The records below must be transcribed exactly. Do not include the pictures.

Collected data entries:

────────────────────────────────────────

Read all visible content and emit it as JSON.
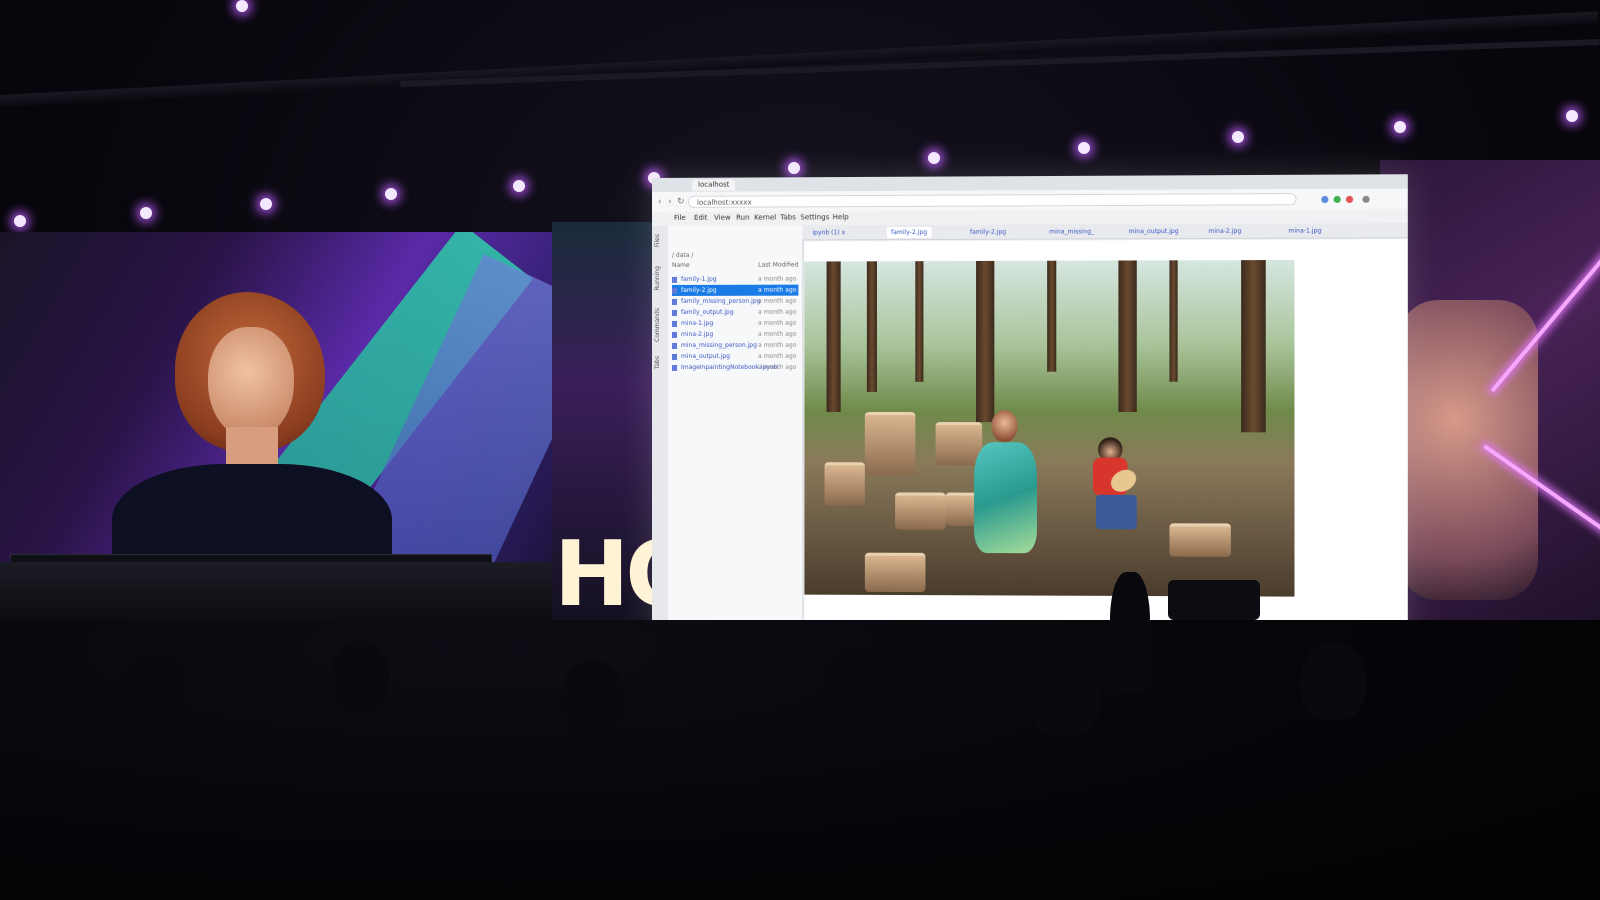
{
  "scene": {
    "left_screen": {
      "big_text": "HO"
    },
    "editor": {
      "browser_tab": "localhost",
      "url": "localhost:xxxxx",
      "menu": [
        "File",
        "Edit",
        "View",
        "Run",
        "Kernel",
        "Tabs",
        "Settings",
        "Help"
      ],
      "rail_labels": [
        "Files",
        "Running",
        "Commands",
        "Tabs"
      ],
      "file_panel": {
        "path": "/ data /",
        "col_name": "Name",
        "col_modified": "Last Modified",
        "files": [
          {
            "name": "family-1.jpg",
            "modified": "a month ago",
            "selected": false
          },
          {
            "name": "family-2.jpg",
            "modified": "a month ago",
            "selected": true
          },
          {
            "name": "family_missing_person.jpg",
            "modified": "a month ago",
            "selected": false
          },
          {
            "name": "family_output.jpg",
            "modified": "a month ago",
            "selected": false
          },
          {
            "name": "mina-1.jpg",
            "modified": "a month ago",
            "selected": false
          },
          {
            "name": "mina-2.jpg",
            "modified": "a month ago",
            "selected": false
          },
          {
            "name": "mina_missing_person.jpg",
            "modified": "a month ago",
            "selected": false
          },
          {
            "name": "mina_output.jpg",
            "modified": "a month ago",
            "selected": false
          },
          {
            "name": "ImageInpaintingNotebook.ipynb",
            "modified": "a month ago",
            "selected": false
          }
        ]
      },
      "editor_tabs": [
        "ipynb (1) x",
        "family-2.jpg",
        "family-2.jpg",
        "mina_missing_",
        "mina_output.jpg",
        "mina-2.jpg",
        "mina-1.jpg"
      ],
      "active_tab": 1
    }
  }
}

────────────────────────────────────────

ANSWER:
Read all visible content and emit it as JSON.
{
  "scene": {
    "left_screen": {
      "big_text": "HO"
    },
    "editor": {
      "browser_tab": "localhost",
      "url": "localhost:xxxxx",
      "menu": [
        "File",
        "Edit",
        "View",
        "Run",
        "Kernel",
        "Tabs",
        "Settings",
        "Help"
      ],
      "rail_labels": [
        "Files",
        "Running",
        "Commands",
        "Tabs"
      ],
      "file_panel": {
        "path": "/ data /",
        "col_name": "Name",
        "col_modified": "Last Modified",
        "files": [
          {
            "name": "family-1.jpg",
            "modified": "a month ago",
            "selected": false
          },
          {
            "name": "family-2.jpg",
            "modified": "a month ago",
            "selected": true
          },
          {
            "name": "family_missing_person.jpg",
            "modified": "a month ago",
            "selected": false
          },
          {
            "name": "family_output.jpg",
            "modified": "a month ago",
            "selected": false
          },
          {
            "name": "mina-1.jpg",
            "modified": "a month ago",
            "selected": false
          },
          {
            "name": "mina-2.jpg",
            "modified": "a month ago",
            "selected": false
          },
          {
            "name": "mina_missing_person.jpg",
            "modified": "a month ago",
            "selected": false
          },
          {
            "name": "mina_output.jpg",
            "modified": "a month ago",
            "selected": false
          },
          {
            "name": "ImageInpaintingNotebook.ipynb",
            "modified": "a month ago",
            "selected": false
          }
        ]
      },
      "editor_tabs": [
        "ipynb (1) x",
        "family-2.jpg",
        "family-2.jpg",
        "mina_missing_",
        "mina_output.jpg",
        "mina-2.jpg",
        "mina-1.jpg"
      ],
      "active_tab": 1
    }
  }
}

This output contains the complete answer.